Hbase對MapReduce提供支援，它實現了TableMapper類和TableReducer類，我們只需要繼承這兩個類即可。
1、寫個mapper繼承TableMapper<Text,IntWritable>
引數：Text：mapper的輸出key型別；IntWritable：mapper的輸出value型別。
其中的map方法如下：
map(ImmutableBytesWritablekey, Result value,Context context)
引數：key：rowKey；value： Result ，一行資料； context上下文
2、寫個reduce繼承TableReducer<Text,IntWritable, ImmutableBytesWritable>
引數：Text:reducer的輸入key； IntWritable：reduce的輸入value；
ImmutableBytesWritable：reduce輸出到hbase中的rowKey型別。
其中的reduce方法如下：
reduce(Textkey, Iterable<IntWritable> values,Context context)

□ □ □ □ □ □ □

練習內容 –
(A) 根據文本片段，用 MapReduce 處理 HBase 時只需繼承哪兩個類？
(B) 請從文本片段中摘錄「Hbase對MapReduc」與「Iterable<IntWritable> values,Context context)」之間的文字，頭尾兩處也要包含在內。
後面的條目與文本片段的內容並無關聯。

□ □ □ □ □ □ □

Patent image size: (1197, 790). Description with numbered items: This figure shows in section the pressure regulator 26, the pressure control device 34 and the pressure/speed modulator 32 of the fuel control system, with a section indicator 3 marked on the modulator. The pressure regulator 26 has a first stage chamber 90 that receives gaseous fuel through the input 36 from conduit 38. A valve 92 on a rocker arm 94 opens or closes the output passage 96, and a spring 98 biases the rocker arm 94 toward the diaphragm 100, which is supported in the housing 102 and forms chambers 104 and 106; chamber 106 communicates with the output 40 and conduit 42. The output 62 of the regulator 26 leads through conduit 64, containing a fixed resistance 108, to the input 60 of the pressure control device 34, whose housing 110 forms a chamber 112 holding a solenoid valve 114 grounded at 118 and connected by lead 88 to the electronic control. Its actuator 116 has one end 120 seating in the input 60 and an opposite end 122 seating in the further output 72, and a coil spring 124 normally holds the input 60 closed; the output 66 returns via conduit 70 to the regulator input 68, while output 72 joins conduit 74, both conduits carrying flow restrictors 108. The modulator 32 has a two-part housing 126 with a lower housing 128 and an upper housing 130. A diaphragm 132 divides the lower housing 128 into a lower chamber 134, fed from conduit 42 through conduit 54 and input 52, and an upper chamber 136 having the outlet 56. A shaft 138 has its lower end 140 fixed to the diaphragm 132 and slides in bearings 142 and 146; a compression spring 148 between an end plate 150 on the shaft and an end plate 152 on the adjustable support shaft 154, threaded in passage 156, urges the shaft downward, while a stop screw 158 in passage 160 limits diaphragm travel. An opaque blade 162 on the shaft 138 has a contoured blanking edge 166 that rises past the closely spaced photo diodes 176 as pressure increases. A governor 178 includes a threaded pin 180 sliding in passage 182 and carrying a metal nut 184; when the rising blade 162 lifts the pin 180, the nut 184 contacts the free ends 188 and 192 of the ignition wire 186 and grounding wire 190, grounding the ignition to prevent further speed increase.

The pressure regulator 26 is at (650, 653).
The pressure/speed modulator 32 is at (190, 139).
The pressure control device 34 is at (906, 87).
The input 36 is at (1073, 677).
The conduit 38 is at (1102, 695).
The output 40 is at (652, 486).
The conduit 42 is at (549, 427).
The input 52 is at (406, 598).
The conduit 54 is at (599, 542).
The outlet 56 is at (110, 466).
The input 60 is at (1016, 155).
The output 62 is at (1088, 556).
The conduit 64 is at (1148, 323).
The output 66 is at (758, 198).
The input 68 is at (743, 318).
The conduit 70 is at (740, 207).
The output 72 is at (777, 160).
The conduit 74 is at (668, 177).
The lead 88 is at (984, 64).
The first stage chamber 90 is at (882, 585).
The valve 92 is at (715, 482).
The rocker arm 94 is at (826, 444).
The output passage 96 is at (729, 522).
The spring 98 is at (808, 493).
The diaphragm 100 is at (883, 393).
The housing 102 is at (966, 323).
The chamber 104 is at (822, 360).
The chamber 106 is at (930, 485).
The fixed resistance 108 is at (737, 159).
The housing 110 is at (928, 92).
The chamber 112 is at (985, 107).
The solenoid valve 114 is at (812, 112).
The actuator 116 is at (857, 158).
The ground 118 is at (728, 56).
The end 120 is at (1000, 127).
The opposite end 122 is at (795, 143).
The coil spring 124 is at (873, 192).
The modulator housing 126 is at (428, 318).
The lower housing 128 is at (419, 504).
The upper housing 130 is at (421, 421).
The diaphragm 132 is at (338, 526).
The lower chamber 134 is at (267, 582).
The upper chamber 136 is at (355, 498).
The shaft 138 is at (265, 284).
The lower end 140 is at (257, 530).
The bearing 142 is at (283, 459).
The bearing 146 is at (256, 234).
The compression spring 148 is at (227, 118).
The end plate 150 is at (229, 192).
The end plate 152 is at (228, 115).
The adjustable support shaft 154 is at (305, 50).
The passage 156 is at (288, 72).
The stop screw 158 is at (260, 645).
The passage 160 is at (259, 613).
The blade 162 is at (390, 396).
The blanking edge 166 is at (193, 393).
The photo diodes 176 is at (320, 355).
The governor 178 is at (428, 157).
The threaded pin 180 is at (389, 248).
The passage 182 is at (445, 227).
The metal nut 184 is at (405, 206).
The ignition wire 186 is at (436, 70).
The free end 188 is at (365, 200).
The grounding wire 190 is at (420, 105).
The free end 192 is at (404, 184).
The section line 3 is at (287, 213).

□ □ □ □ □ □ □

各題解答 –
(A) TableMapper類和TableReducer類。

(B)
Hbase對MapReduce提供支援，它實現了TableMapper類和TableReducer類，我們只需要繼承這兩個類即可。
1、寫個mapper繼承TableMapper<Text,IntWritable>
引數：Text：mapper的輸出key型別；IntWritable：mapper的輸出value型別。
其中的map方法如下：
map(ImmutableBytesWritablekey, Result value,Context context)
引數：key：rowKey；value： Result ，一行資料； context上下文
2、寫個reduce繼承TableReducer<Text,IntWritable, ImmutableBytesWritable>
引數：Text:reducer的輸入key； IntWritable：reduce的輸入value；
ImmutableBytesWritable：reduce輸出到hbase中的rowKey型別。
其中的reduce方法如下：
reduce(Textkey, Iterable<IntWritable> values,Context context)